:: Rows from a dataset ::
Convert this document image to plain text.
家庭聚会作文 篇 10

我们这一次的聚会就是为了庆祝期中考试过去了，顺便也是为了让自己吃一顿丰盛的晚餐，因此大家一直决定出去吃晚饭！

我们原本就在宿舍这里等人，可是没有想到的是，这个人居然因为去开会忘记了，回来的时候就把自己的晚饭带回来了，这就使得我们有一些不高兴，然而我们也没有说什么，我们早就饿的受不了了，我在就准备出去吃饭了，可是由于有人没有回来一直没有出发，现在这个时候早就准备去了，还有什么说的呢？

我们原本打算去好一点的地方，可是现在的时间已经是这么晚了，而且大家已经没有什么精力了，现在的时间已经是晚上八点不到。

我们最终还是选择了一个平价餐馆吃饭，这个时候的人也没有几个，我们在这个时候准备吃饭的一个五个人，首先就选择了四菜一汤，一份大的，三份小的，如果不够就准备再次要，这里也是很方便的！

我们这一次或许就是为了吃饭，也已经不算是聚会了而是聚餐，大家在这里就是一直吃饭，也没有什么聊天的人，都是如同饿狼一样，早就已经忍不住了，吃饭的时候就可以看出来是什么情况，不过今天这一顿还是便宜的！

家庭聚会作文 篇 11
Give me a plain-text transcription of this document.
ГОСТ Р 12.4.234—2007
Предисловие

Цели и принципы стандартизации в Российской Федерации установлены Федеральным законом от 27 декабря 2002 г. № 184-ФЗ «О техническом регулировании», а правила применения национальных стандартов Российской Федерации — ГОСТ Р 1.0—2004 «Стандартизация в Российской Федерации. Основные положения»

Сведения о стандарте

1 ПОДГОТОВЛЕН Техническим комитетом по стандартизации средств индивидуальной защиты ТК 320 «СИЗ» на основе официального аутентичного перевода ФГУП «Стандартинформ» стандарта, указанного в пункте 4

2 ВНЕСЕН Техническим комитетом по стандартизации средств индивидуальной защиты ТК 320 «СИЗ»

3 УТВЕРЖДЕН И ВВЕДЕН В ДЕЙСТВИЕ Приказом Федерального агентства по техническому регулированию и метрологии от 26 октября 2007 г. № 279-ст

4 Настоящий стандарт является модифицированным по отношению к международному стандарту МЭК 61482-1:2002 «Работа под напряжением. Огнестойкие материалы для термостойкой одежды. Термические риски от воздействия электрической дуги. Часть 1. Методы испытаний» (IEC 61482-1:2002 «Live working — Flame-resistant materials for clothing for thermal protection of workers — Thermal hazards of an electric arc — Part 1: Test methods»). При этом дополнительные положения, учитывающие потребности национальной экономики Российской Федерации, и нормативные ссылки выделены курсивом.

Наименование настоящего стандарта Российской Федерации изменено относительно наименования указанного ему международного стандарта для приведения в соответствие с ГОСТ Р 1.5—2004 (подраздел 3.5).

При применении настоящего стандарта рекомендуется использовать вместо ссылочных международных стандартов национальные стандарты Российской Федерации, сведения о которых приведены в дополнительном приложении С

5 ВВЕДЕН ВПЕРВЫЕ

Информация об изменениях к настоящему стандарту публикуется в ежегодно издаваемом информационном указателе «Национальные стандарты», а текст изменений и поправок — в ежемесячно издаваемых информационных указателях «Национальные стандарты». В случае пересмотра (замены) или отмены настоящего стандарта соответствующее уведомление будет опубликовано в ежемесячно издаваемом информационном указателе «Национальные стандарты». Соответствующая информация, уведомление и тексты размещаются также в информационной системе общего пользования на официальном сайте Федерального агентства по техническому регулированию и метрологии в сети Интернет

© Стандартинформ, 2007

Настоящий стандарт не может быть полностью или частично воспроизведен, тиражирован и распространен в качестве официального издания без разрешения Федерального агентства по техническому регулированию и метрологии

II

:: Task details ::
Each line in the material either holds the string "Техническим" or does not. State how many do, and nothing else.

:: Complete output ::
2